# Change Climate Control -Remote Start- Default Setting



## aledford814 (May 15, 2013)

This is a walkthrough on how to change the way the climate control operates during remote start running. I should start by explaining what this does. From the factory when the vehicle runs in remote start operation the climate control sets both zones to 72 degrees... pretty straight forward. What I'm posting will make the climate control operate in whatever settings were active when the vehicle was shut off. For example if you want the climate control to be set to high and on defrost in the morning you would need to set it that way before shutting off the night prior.(*EDIT*: More options were added to the bottom of the original post) I used the last version of VCDS and Hex-Net. I do not have any older VCDS equipment so I cannot say if anything older works or not. If you do not have VCDS the dealership CAN do this quite easily. If you go in requesting this be done to your vehicle and the dealership personnel look like :what: simply tell them to follow the procedure as outlined in Tech Tip 57-17-01TT and that should give them all the info they need to accomplish this with ODIS (factory scan tool). Happy modding.

*OBLIGITORY DISCLAIMER*: I will not be held responsible for any damages to your vehicle or equipment.

Things to watch out for:
At one point I made so many adaptation changes that it locked me out from making any more changes. I ended up waiting overnight and I was able to keep changing stuff.
Make sure your seat heater activation temperature and your seat ventilation activation temperature don't intersect each other. I have no idea what would happen... massive explosion maybe? Who knows.
I have done my best to get this information and ensure that it works but I was unable to test everything. If something is wrong with something I've posted please PM me and I will try to fix it.

========

## [Task 1]
Update the stretch of the remote start climate control post from "Things to watch" through "maybe? Who knows.", swapping "adaptation changes" for "coding changes".

Stored entries
========

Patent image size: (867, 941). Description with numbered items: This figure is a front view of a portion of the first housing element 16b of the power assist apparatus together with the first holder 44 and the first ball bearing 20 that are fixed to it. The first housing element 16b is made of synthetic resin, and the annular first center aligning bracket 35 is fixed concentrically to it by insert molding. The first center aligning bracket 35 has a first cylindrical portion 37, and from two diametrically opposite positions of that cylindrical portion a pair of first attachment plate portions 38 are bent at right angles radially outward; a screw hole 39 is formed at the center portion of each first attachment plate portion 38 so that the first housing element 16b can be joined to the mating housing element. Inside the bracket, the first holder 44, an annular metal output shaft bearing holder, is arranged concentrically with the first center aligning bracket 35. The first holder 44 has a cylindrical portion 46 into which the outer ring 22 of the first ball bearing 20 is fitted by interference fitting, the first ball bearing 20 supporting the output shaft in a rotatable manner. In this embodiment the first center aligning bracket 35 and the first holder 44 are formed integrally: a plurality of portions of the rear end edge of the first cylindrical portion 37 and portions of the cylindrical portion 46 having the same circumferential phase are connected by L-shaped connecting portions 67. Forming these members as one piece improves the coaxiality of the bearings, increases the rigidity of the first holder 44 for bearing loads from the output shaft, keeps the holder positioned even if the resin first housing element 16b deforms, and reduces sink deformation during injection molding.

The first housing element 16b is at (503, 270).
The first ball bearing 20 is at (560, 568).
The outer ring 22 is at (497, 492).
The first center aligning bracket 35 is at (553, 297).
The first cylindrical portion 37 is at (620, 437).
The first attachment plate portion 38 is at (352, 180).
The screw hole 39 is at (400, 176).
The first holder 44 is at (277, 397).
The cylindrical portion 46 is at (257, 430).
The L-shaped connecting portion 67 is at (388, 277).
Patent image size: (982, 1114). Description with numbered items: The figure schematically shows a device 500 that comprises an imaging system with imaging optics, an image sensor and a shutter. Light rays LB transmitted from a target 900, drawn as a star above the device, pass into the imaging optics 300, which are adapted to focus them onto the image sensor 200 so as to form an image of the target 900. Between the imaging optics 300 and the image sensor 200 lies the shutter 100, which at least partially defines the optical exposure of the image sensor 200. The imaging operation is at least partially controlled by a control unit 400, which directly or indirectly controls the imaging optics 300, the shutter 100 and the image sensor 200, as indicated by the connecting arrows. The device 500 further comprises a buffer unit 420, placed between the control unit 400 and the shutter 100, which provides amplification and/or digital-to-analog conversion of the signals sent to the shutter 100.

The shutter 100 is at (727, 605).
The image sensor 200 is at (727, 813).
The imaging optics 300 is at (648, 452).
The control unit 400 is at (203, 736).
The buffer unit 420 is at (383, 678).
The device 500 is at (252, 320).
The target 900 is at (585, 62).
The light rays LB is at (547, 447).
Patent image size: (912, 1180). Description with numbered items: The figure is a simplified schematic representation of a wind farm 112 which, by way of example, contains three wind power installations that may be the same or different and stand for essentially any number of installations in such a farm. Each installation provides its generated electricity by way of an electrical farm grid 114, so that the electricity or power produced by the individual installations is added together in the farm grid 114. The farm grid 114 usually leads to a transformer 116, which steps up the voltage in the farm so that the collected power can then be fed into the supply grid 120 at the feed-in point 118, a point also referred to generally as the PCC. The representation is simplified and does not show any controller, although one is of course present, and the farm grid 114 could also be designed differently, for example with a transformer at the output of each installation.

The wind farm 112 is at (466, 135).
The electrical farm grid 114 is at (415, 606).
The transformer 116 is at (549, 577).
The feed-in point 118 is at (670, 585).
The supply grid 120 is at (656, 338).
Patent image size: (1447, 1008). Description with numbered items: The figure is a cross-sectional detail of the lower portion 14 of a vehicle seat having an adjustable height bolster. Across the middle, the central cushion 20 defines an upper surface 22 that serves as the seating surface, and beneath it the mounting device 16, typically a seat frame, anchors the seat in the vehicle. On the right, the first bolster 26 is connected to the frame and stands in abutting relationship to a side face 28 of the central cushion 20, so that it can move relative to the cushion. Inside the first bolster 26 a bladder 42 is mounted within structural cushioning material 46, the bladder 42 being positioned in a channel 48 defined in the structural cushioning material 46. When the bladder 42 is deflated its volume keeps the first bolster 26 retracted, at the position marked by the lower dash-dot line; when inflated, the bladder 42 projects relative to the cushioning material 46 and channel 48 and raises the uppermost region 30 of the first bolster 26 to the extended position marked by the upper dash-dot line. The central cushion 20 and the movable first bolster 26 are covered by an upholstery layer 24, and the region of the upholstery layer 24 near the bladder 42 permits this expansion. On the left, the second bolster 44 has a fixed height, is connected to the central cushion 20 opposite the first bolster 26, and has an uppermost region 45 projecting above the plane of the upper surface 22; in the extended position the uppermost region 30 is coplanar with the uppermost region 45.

========

## [Task 2]
From the recreated figure entries, reproduce word for word the stretch from the line that contains "Patent image size: (912, 1180)." through the line that contains "The supply grid 120 is at (656, 338).".

## [Complete answer 1]
Things to watch out for:
At one point I made so many coding changes that it locked me out from making any more changes. I ended up waiting overnight and I was able to keep changing stuff.
Make sure your seat heater activation temperature and your seat ventilation activation temperature don't intersect each other. I have no idea what would happen... massive explosion maybe? Who knows.

## [Complete answer 2]
Patent image size: (912, 1180). Description with numbered items: The figure is a simplified schematic representation of a wind farm 112 which, by way of example, contains three wind power installations that may be the same or different and stand for essentially any number of installations in such a farm. Each installation provides its generated electricity by way of an electrical farm grid 114, so that the electricity or power produced by the individual installations is added together in the farm grid 114. The farm grid 114 usually leads to a transformer 116, which steps up the voltage in the farm so that the collected power can then be fed into the supply grid 120 at the feed-in point 118, a point also referred to generally as the PCC. The representation is simplified and does not show any controller, although one is of course present, and the farm grid 114 could also be designed differently, for example with a transformer at the output of each installation.

The wind farm 112 is at (466, 135).
The electrical farm grid 114 is at (415, 606).
The transformer 116 is at (549, 577).
The feed-in point 118 is at (670, 585).
The supply grid 120 is at (656, 338).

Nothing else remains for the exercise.